BRANO DI TESTO:
※

Adesso che tanti hanno parlato, hanno commentato, hanno analizzato, tentando di descrivere la vita di un uomo veramente indescrivibile, che sfugge a qualsiasi definizione e inquadramento, arriva il tempo delle parole ultime. Il portone del duomo di Milano, come accade in tutte le chiese il giorno dell’ultimo saluto, si è spalancato per accogliere ciò che resta davanti a Dio di Silvio Berlusconi. E cosa resta?
Tutto quello che a noi sfugge. Le sue domande più insistenti, le sue attese più alte, i suoi desideri più veri, le sue fatiche più sofferte… tutto ciò di cui non si è parlato, perché non se ne può parlare, ora fiorisce in un abbraccio che non è il nostro.

※

COMPITI SCRITTI:
**a.** Nel brano sull'ultimo saluto a Silvio Berlusconi, quale portone si è spalancato?
**b.** Ricopia dal brano sull'ultimo saluto a Silvio Berlusconi il tratto che va da "Tutto quello che" fino a "è il nostro.".
**c.** Prosegui il brano sull'ultimo saluto a Silvio Berlusconi dal punto in cui termina.

VOCI FORNITE:
※

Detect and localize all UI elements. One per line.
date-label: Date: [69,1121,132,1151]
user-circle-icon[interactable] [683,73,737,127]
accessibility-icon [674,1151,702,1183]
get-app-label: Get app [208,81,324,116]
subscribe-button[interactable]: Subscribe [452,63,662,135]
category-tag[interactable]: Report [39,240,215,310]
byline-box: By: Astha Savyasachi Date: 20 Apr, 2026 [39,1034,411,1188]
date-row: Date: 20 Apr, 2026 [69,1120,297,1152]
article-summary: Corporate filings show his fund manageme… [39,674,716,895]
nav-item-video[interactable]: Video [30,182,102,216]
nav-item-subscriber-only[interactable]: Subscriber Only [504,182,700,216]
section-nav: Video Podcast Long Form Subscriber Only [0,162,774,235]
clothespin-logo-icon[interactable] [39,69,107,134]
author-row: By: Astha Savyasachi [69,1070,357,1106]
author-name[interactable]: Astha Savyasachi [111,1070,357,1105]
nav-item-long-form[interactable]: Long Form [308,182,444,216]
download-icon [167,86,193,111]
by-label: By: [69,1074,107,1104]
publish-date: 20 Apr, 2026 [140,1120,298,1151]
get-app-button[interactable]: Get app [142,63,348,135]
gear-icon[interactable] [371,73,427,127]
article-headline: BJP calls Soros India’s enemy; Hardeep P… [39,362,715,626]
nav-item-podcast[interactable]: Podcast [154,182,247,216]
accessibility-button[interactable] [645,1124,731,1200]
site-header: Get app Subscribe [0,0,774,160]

※

RISPOSTE ATTESE:
**a.** Il portone del duomo di Milano.

**b.**
Tutto quello che a noi sfugge. Le sue domande più insistenti, le sue attese più alte, i suoi desideri più veri, le sue fatiche più sofferte… tutto ciò di cui non si è parlato, perché non se ne può parlare, ora fiorisce in un abbraccio che non è il nostro.

**c.**
La Chiesa lo sa bene e, per questo, mentre siamo vivi, ci ricorda che siamo polvere, ci educa a vivere intensamente ogni giorno, provoca a curare i particolari per non scivolare in una vita vissuta “a spanne”. Come ha ricordato l’arcivescovo di Milano mons. Mario Delpini nella sua omelia: “Vivere. Vivere e amare la vita. Vivere e desiderare una vita piena. Vivere e desiderare che la vita sia buona, bella per sé e per le persone care. Vivere e intendere la vita come una occasione per mettere a frutto i talenti ricevuti”.
Il funerale è il momento in cui la scena è occupata dalle parole ultime, quelle che restano, quelle che dicono di un avvenimento passato che ora è l’unico in grado di accompagnarci dall’altra parte: il battesimo. In forza di questo battesimo siamo certi anche di un ultimo giudizio e compimento che non sono disponibili alle nostre menti e forze.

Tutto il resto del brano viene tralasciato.